** START OF Extracted information **

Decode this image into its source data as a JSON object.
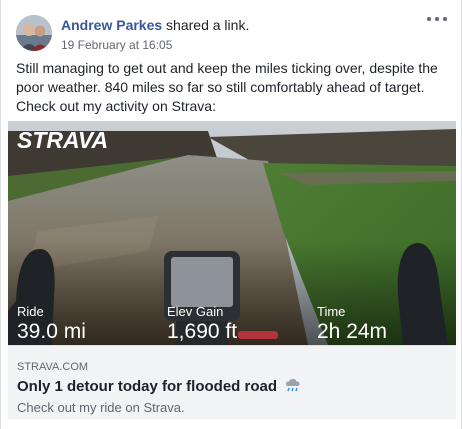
{
  "post": {
    "author": "Andrew Parkes",
    "action": " shared a link.",
    "date": "19 February at 16:05",
    "text": "Still managing to get out and keep the miles ticking over, despite the poor weather. 840 miles so far so still comfortably ahead of target. Check out my activity on Strava:"
  },
  "media": {
    "logo": "STRAVA",
    "stats": [
      {
        "label": "Ride",
        "value": "39.0 mi"
      },
      {
        "label": "Elev Gain",
        "value": "1,690 ft"
      },
      {
        "label": "Time",
        "value": "2h 24m"
      }
    ]
  },
  "link": {
    "domain": "STRAVA.COM",
    "title": "Only 1 detour today for flooded road",
    "title_icon": "rain-cloud-icon",
    "description": "Check out my ride on Strava."
  },
  "icons": {
    "more": "more-options-icon"
  },
  "colors": {
    "author": "#385898",
    "muted": "#606770",
    "link_box": "#f2f3f5"
  }
}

** END OF Extracted information **

Task requirements: Copy each line exactly, and leave the pictures out of your copy.

Output:
Decode this image into its source data as a JSON object.
{
  "post": {
    "author": "Andrew Parkes",
    "action": " shared a link.",
    "date": "19 February at 16:05",
    "text": "Still managing to get out and keep the miles ticking over, despite the poor weather. 840 miles so far so still comfortably ahead of target. Check out my activity on Strava:"
  },
  "media": {
    "logo": "STRAVA",
    "stats": [
      {
        "label": "Ride",
        "value": "39.0 mi"
      },
      {
        "label": "Elev Gain",
        "value": "1,690 ft"
      },
      {
        "label": "Time",
        "value": "2h 24m"
      }
    ]
  },
  "link": {
    "domain": "STRAVA.COM",
    "title": "Only 1 detour today for flooded road",
    "title_icon": "rain-cloud-icon",
    "description": "Check out my ride on Strava."
  },
  "icons": {
    "more": "more-options-icon"
  },
  "colors": {
    "author": "#385898",
    "muted": "#606770",
    "link_box": "#f2f3f5"
  }
}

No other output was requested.